◆ Records for the exercise

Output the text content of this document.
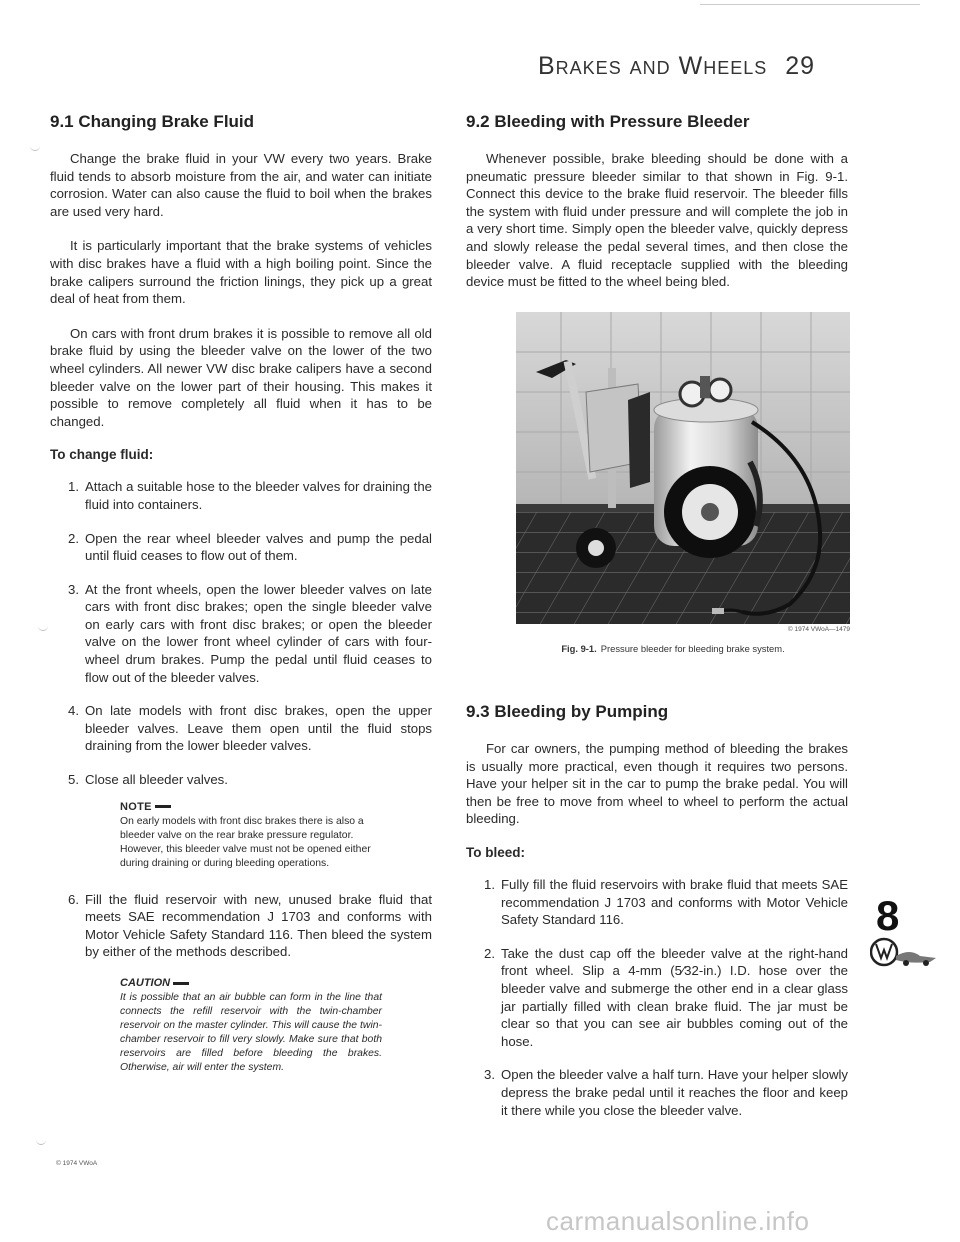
Brakes and Wheels 29
9.1 Changing Brake Fluid

Change the brake fluid in your VW every two years. Brake fluid tends to absorb moisture from the air, and water can initiate corrosion. Water can also cause the fluid to boil when the brakes are used very hard.

It is particularly important that the brake systems of vehicles with disc brakes have a fluid with a high boiling point. Since the brake calipers surround the friction linings, they pick up a great deal of heat from them.

On cars with front drum brakes it is possible to remove all old brake fluid by using the bleeder valve on the lower of the two wheel cylinders. All newer VW disc brake calipers have a second bleeder valve on the lower part of their housing. This makes it possible to remove completely all fluid when it has to be changed.

To change fluid:
1. Attach a suitable hose to the bleeder valves for draining the fluid into containers.
2. Open the rear wheel bleeder valves and pump the pedal until fluid ceases to flow out of them.
3. At the front wheels, open the lower bleeder valves on late cars with front disc brakes; open the single bleeder valve on early cars with front disc brakes; or open the bleeder valve on the lower front wheel cylinder of cars with four-wheel drum brakes. Pump the pedal until fluid ceases to flow out of the bleeder valves.
4. On late models with front disc brakes, open the upper bleeder valves. Leave them open until the fluid stops draining from the lower bleeder valves.
5. Close all bleeder valves.
NOTE
On early models with front disc brakes there is also a bleeder valve on the rear brake pressure regulator. However, this bleeder valve must not be opened either during draining or during bleeding operations.
6. Fill the fluid reservoir with new, unused brake fluid that meets SAE recommendation J 1703 and conforms with Motor Vehicle Safety Standard 116. Then bleed the system by either of the methods described.
CAUTION
It is possible that an air bubble can form in the line that connects the refill reservoir with the twin-chamber reservoir on the master cylinder. This will cause the twin-chamber reservoir to fill very slowly. Make sure that both reservoirs are filled before bleeding the brakes. Otherwise, air will enter the system.
© 1974 VWoA
9.2 Bleeding with Pressure Bleeder

Whenever possible, brake bleeding should be done with a pneumatic pressure bleeder similar to that shown in Fig. 9-1. Connect this device to the brake fluid reservoir. The bleeder fills the system with fluid under pressure and will complete the job in a very short time. Simply open the bleeder valve, quickly depress and slowly release the pedal several times, and then close the bleeder valve. A fluid receptacle supplied with the bleeding device must be fitted to the wheel being bled.

© 1974 VWoA—1479
Fig. 9-1. Pressure bleeder for bleeding brake system.
9.3 Bleeding by Pumping

For car owners, the pumping method of bleeding the brakes is usually more practical, even though it requires two persons. Have your helper sit in the car to pump the brake pedal. You will then be free to move from wheel to wheel to perform the actual bleeding.

To bleed:
1. Fully fill the fluid reservoirs with brake fluid that meets SAE recommendation J 1703 and conforms with Motor Vehicle Safety Standard 116.
2. Take the dust cap off the bleeder valve at the right-hand front wheel. Slip a 4-mm (5⁄32-in.) I.D. hose over the bleeder valve and submerge the other end in a clear glass jar partially filled with clean brake fluid. The jar must be clear so that you can see air bubbles coming out of the hose.
3. Open the bleeder valve a half turn. Have your helper slowly depress the brake pedal until it reaches the floor and keep it there while you close the bleeder valve.
8
carmanualsonline.info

◆ Directions for this task
Where a line above holds the string "cars", show that line.

◆ Exercise response
On cars with front drum brakes it is possible to remove all old brake fluid by using the bleeder valve on the lower of the two wheel cylinders. All newer VW disc brake calipers have a second bleeder valve on the lower part of their housing. This makes it possible to remove completely all fluid when it has to be changed.
3. At the front wheels, open the lower bleeder valves on late cars with front disc brakes; open the single bleeder valve on early cars with front disc brakes; or open the bleeder valve on the lower front wheel cylinder of cars with four-wheel drum brakes. Pump the pedal until fluid ceases to flow out of the bleeder valves.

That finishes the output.